Written problem:
Take each line containing the word "PESO" and copy it.

Provided records:
>>>
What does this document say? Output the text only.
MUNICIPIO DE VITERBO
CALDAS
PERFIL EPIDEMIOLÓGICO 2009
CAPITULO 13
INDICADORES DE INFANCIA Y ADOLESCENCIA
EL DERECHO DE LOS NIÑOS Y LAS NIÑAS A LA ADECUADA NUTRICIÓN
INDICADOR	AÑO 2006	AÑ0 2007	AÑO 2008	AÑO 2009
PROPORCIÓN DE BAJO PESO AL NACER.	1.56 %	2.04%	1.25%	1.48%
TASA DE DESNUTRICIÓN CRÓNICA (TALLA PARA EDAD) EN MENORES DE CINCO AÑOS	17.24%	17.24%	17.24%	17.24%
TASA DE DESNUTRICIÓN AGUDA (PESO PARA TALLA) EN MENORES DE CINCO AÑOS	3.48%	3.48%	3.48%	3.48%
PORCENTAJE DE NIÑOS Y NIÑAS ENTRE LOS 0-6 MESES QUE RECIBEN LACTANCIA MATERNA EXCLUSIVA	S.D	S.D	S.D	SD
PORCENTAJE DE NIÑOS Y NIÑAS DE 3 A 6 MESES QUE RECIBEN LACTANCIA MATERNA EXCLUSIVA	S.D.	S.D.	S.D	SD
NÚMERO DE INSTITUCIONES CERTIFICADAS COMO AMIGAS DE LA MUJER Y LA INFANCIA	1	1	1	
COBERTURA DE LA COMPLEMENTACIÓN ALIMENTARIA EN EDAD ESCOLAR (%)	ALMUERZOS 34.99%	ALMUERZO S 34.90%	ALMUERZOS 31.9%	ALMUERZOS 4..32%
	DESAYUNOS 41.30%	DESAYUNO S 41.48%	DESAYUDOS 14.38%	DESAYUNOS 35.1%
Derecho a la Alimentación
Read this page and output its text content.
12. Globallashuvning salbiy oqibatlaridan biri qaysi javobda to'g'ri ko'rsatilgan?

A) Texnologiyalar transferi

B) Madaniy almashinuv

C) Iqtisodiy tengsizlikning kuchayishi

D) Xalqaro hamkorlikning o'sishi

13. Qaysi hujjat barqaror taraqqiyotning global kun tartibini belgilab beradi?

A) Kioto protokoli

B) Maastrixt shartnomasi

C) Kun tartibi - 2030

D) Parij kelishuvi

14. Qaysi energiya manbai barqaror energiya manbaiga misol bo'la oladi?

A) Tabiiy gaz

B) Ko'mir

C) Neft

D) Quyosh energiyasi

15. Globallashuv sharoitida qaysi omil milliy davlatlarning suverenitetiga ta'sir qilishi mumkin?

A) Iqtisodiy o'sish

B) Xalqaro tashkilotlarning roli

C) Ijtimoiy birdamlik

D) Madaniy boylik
<<<
Task response:
PROPORCIÓN DE BAJO PESO AL NACER.	1.56 %	2.04%	1.25%	1.48%
TASA DE DESNUTRICIÓN AGUDA (PESO PARA TALLA) EN MENORES DE CINCO AÑOS	3.48%	3.48%	3.48%	3.48%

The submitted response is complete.